+++ MATERIAL FOR THIS EXERCISE
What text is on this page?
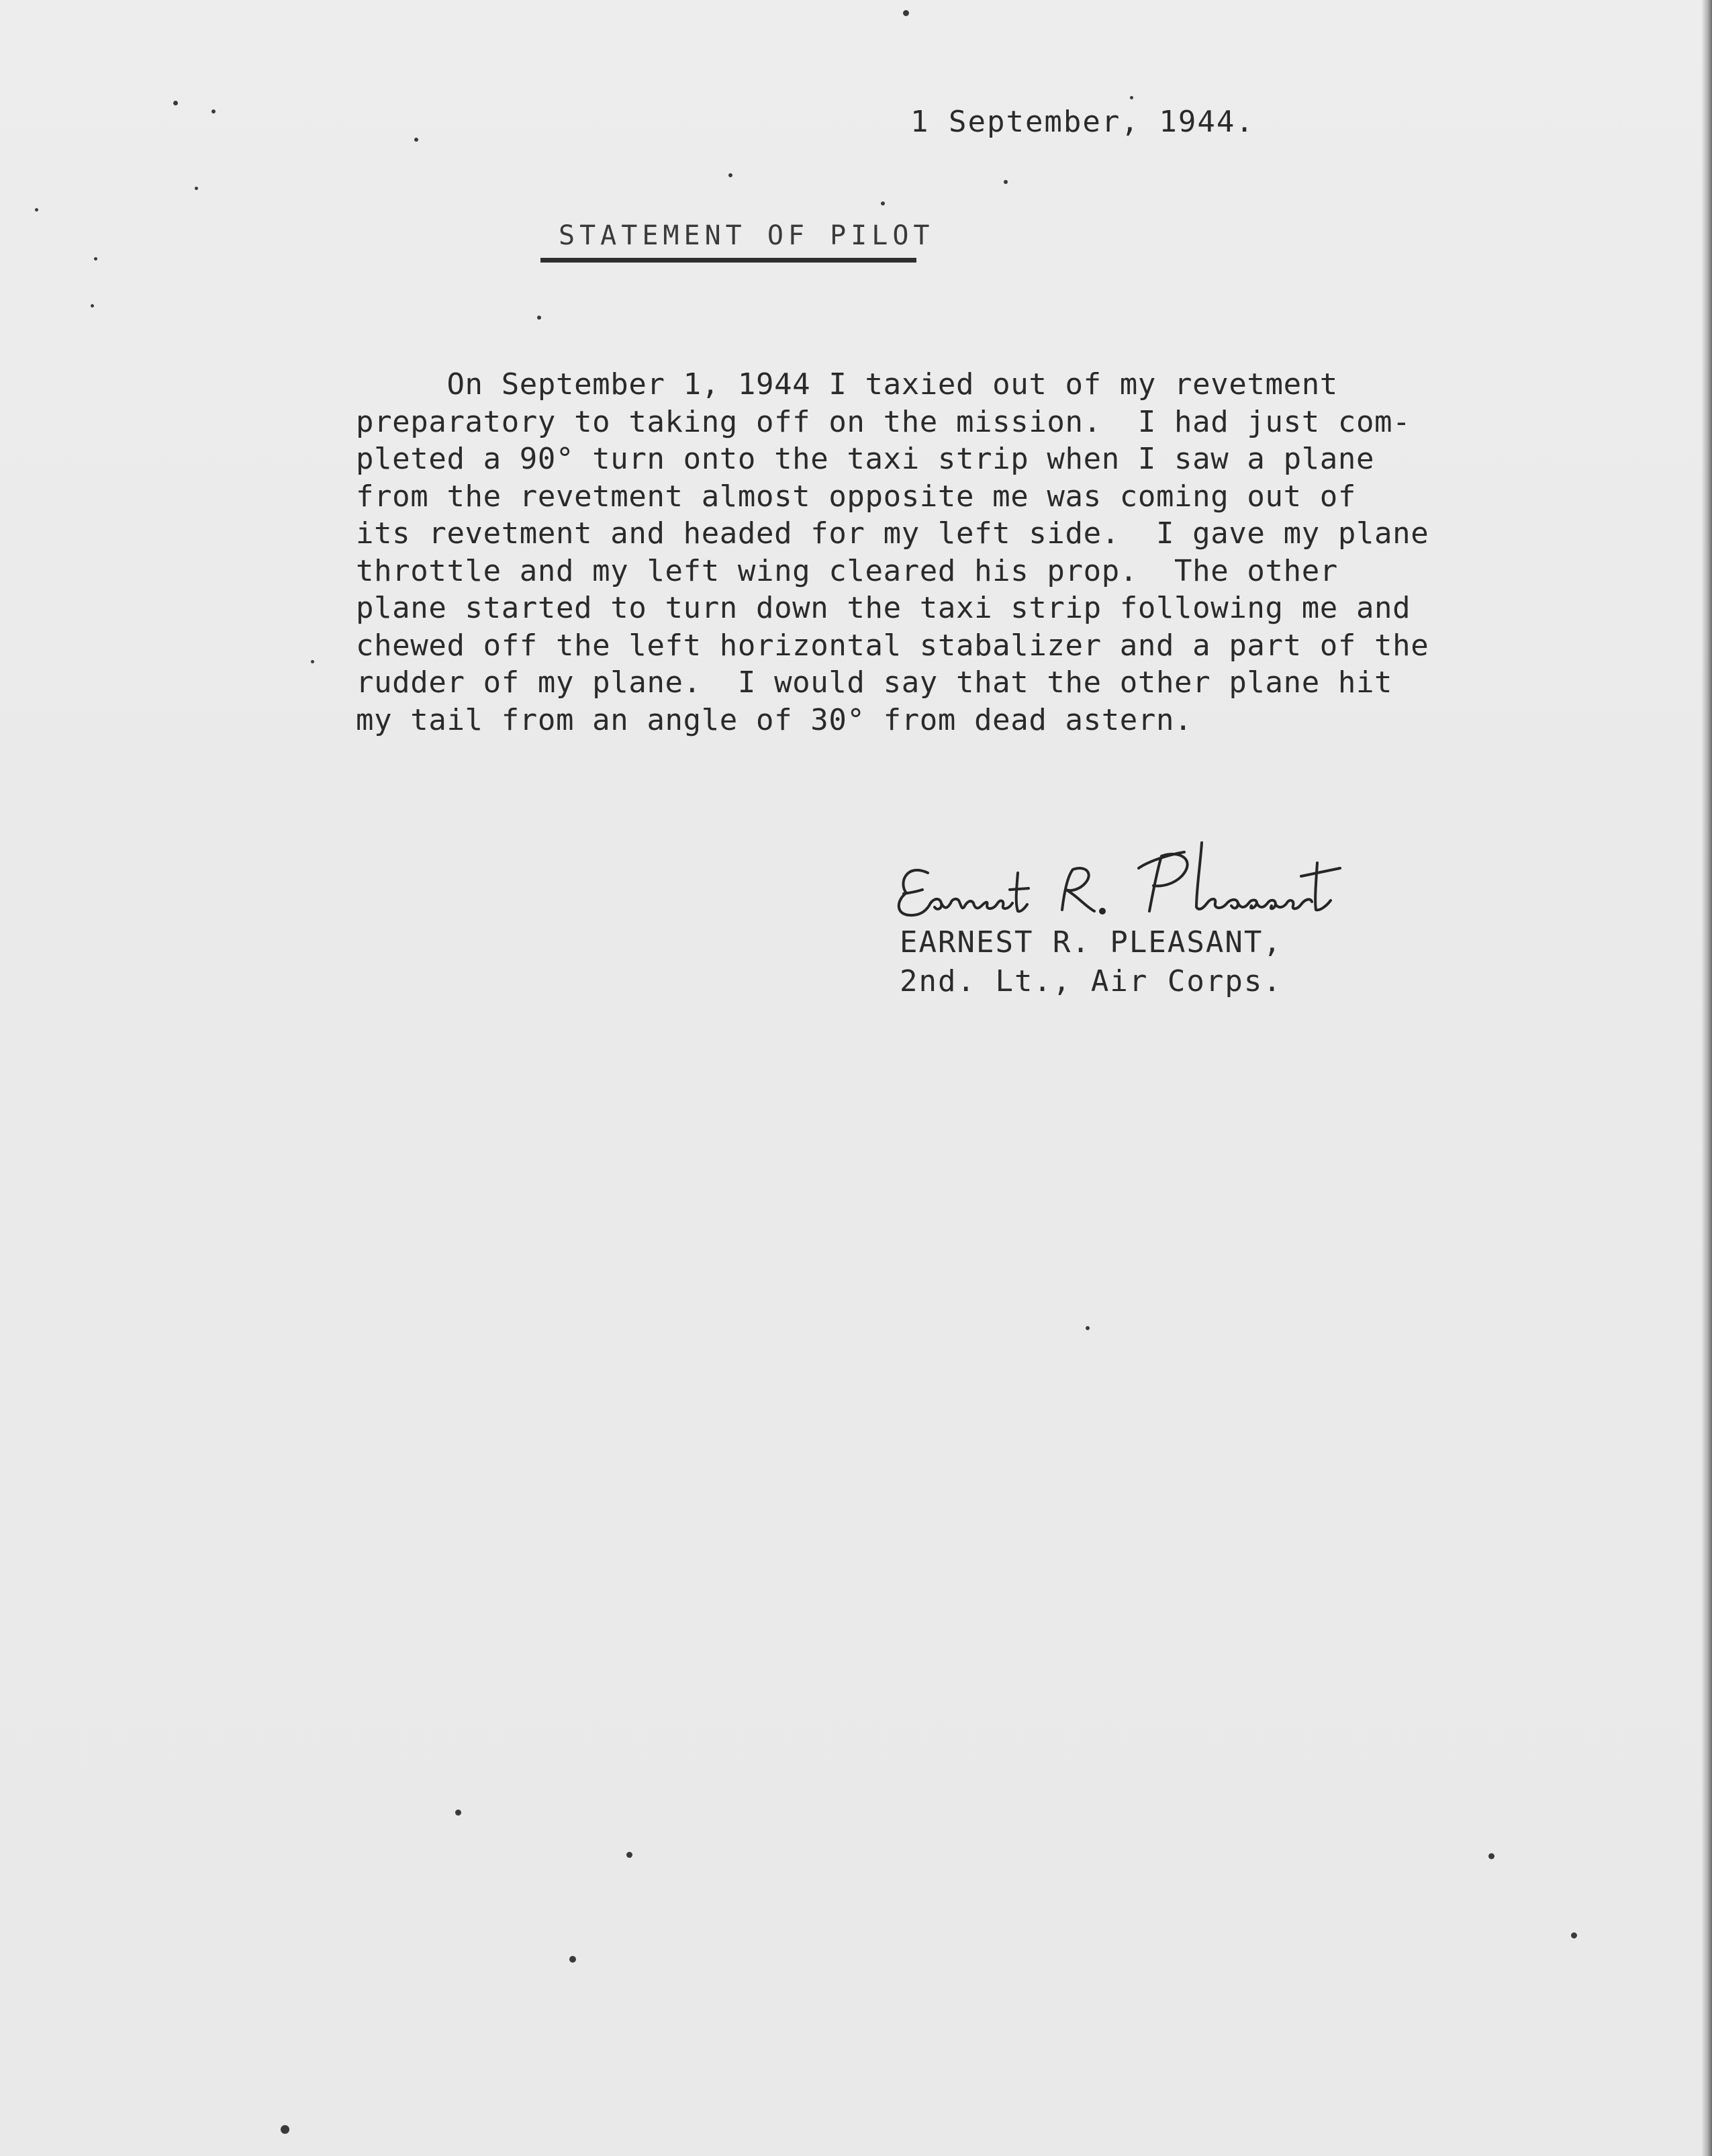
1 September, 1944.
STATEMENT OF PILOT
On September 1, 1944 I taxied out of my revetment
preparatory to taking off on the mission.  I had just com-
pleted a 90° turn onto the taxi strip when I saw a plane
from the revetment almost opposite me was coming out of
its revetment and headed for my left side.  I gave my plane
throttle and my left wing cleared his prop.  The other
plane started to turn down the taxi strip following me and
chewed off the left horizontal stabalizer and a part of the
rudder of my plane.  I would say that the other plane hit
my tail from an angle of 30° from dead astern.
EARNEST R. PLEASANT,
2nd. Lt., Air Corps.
++++++
+++ MATERIAL FOR THIS EXERCISE
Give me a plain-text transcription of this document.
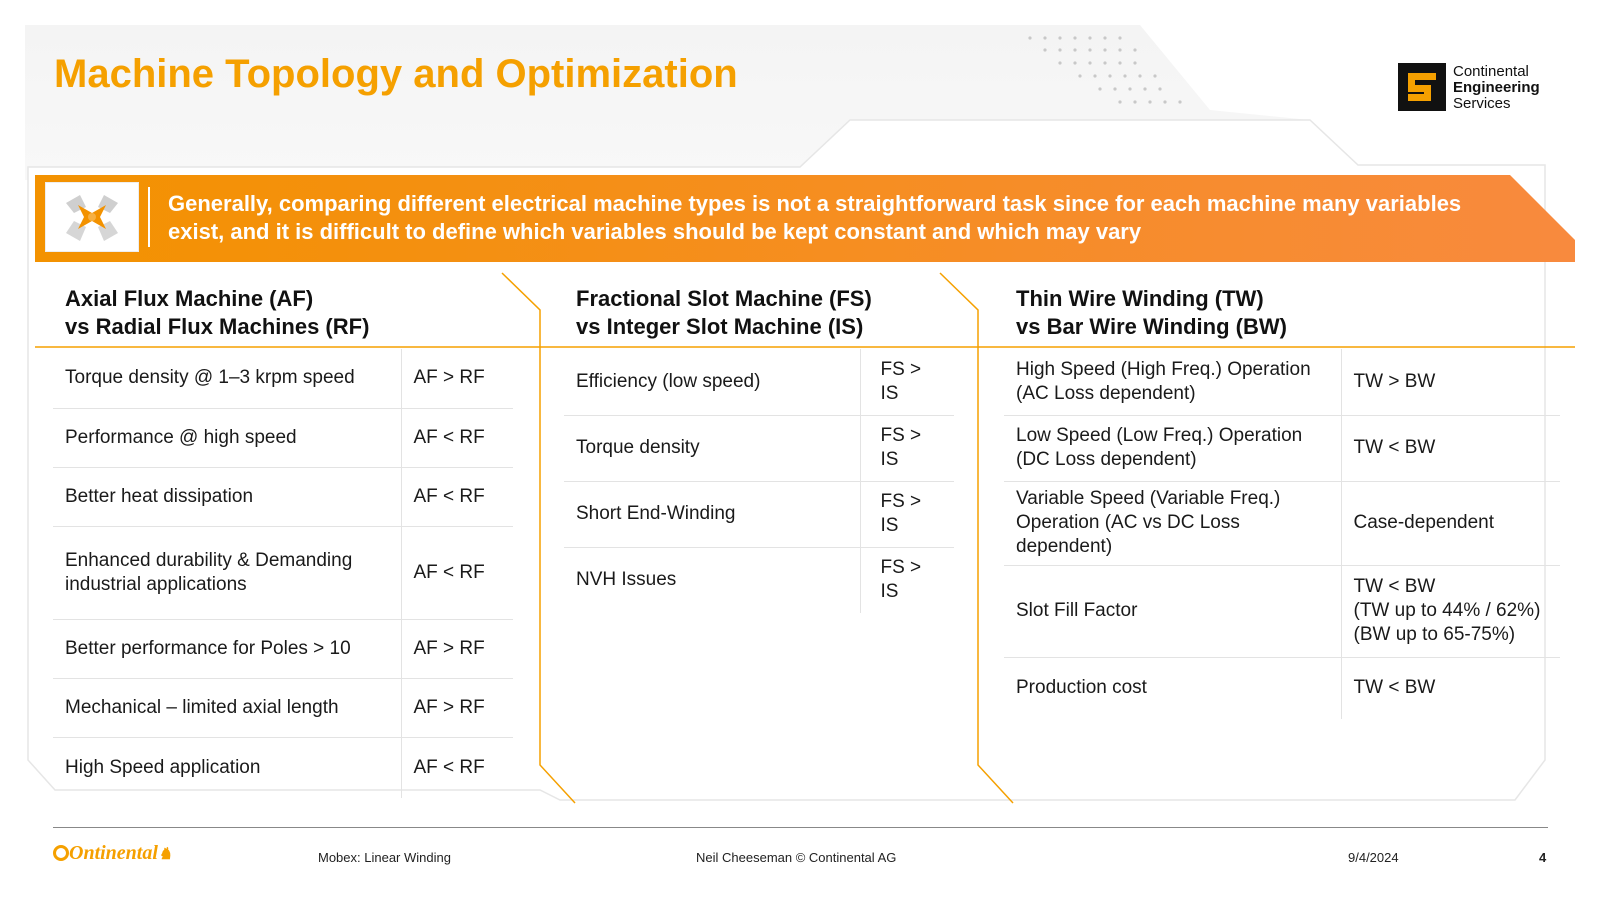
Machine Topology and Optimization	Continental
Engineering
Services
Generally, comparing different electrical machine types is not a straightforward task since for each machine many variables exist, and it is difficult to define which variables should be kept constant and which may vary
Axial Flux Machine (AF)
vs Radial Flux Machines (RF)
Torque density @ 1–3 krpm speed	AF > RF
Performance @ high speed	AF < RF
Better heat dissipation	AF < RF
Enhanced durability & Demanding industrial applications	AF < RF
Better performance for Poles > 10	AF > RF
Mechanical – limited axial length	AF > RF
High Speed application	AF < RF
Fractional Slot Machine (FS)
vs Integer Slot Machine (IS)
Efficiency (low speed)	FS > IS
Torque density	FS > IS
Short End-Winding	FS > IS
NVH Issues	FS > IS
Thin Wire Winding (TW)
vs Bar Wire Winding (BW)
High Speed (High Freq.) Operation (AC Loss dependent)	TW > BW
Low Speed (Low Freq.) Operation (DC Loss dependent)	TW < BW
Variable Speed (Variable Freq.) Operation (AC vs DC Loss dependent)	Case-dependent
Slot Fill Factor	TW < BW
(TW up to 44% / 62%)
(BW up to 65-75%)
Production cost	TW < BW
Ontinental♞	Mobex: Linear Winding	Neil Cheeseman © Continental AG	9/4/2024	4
++++++
_GIVEN PROBLEM_
Copy out the lines in which the string "other" appears.

_OUTPUT OF THE TASK_
throttle and my left wing cleared his prop.  The other
rudder of my plane.  I would say that the other plane hit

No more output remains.